# Aim:
Below is some material; set it all down exactly, apart from the pictures.

═══

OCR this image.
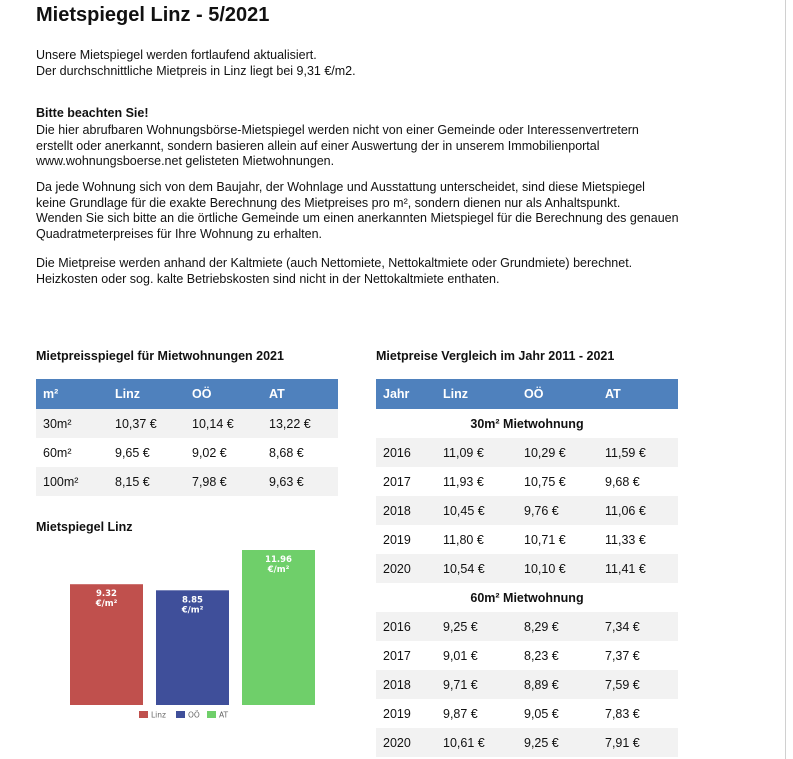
Mietspiegel Linz - 5/2021
Unsere Mietspiegel werden fortlaufend aktualisiert.
Der durchschnittliche Mietpreis in Linz liegt bei 9,31 €/m2.
Bitte beachten Sie!
Die hier abrufbaren Wohnungsbörse-Mietspiegel werden nicht von einer Gemeinde oder Interessenvertretern
erstellt oder anerkannt, sondern basieren allein auf einer Auswertung der in unserem Immobilienportal
www.wohnungsboerse.net gelisteten Mietwohnungen.
Da jede Wohnung sich von dem Baujahr, der Wohnlage und Ausstattung unterscheidet, sind diese Mietspiegel
keine Grundlage für die exakte Berechnung des Mietpreises pro m², sondern dienen nur als Anhaltspunkt.
Wenden Sie sich bitte an die örtliche Gemeinde um einen anerkannten Mietspiegel für die Berechnung des genauen
Quadratmeterpreises für Ihre Wohnung zu erhalten.
Die Mietpreise werden anhand der Kaltmiete (auch Nettomiete, Nettokaltmiete oder Grundmiete) berechnet.
Heizkosten oder sog. kalte Betriebskosten sind nicht in der Nettokaltmiete enthaten.
Mietpreisspiegel für Mietwohnungen 2021
m²	Linz	OÖ	AT
30m²	10,37 €	10,14 €	13,22 €
60m²	9,65 €	9,02 €	8,68 €
100m²	8,15 €	7,98 €	9,63 €
Mietspiegel Linz
9.32
€/m²	8.85
€/m²
11.96
€/m²
Linz	OÖ	AT
Mietpreise Vergleich im Jahr 2011 - 2021
Jahr	Linz	OÖ	AT
30m² Mietwohnung			
2016	11,09 €	10,29 €	11,59 €
2017	11,93 €	10,75 €	9,68 €
2018	10,45 €	9,76 €	11,06 €
2019	11,80 €	10,71 €	11,33 €
2020	10,54 €	10,10 €	11,41 €
60m² Mietwohnung			
2016	9,25 €	8,29 €	7,34 €
2017	9,01 €	8,23 €	7,37 €
2018	9,71 €	8,89 €	7,59 €
2019	9,87 €	9,05 €	7,83 €
2020	10,61 €	9,25 €	7,91 €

═══

# Written answer:
OCR this image.
Mietspiegel Linz - 5/2021
Unsere Mietspiegel werden fortlaufend aktualisiert.
Der durchschnittliche Mietpreis in Linz liegt bei 9,31 €/m2.
Bitte beachten Sie!
Die hier abrufbaren Wohnungsbörse-Mietspiegel werden nicht von einer Gemeinde oder Interessenvertretern
erstellt oder anerkannt, sondern basieren allein auf einer Auswertung der in unserem Immobilienportal
www.wohnungsboerse.net gelisteten Mietwohnungen.
Da jede Wohnung sich von dem Baujahr, der Wohnlage und Ausstattung unterscheidet, sind diese Mietspiegel
keine Grundlage für die exakte Berechnung des Mietpreises pro m², sondern dienen nur als Anhaltspunkt.
Wenden Sie sich bitte an die örtliche Gemeinde um einen anerkannten Mietspiegel für die Berechnung des genauen
Quadratmeterpreises für Ihre Wohnung zu erhalten.
Die Mietpreise werden anhand der Kaltmiete (auch Nettomiete, Nettokaltmiete oder Grundmiete) berechnet.
Heizkosten oder sog. kalte Betriebskosten sind nicht in der Nettokaltmiete enthaten.
Mietpreisspiegel für Mietwohnungen 2021
m²	Linz	OÖ	AT
30m²	10,37 €	10,14 €	13,22 €
60m²	9,65 €	9,02 €	8,68 €
100m²	8,15 €	7,98 €	9,63 €
Mietspiegel Linz
9.32
€/m²	8.85
€/m²
11.96
€/m²
Linz	OÖ	AT
Mietpreise Vergleich im Jahr 2011 - 2021
Jahr	Linz	OÖ	AT
30m² Mietwohnung			
2016	11,09 €	10,29 €	11,59 €
2017	11,93 €	10,75 €	9,68 €
2018	10,45 €	9,76 €	11,06 €
2019	11,80 €	10,71 €	11,33 €
2020	10,54 €	10,10 €	11,41 €
60m² Mietwohnung			
2016	9,25 €	8,29 €	7,34 €
2017	9,01 €	8,23 €	7,37 €
2018	9,71 €	8,89 €	7,59 €
2019	9,87 €	9,05 €	7,83 €
2020	10,61 €	9,25 €	7,91 €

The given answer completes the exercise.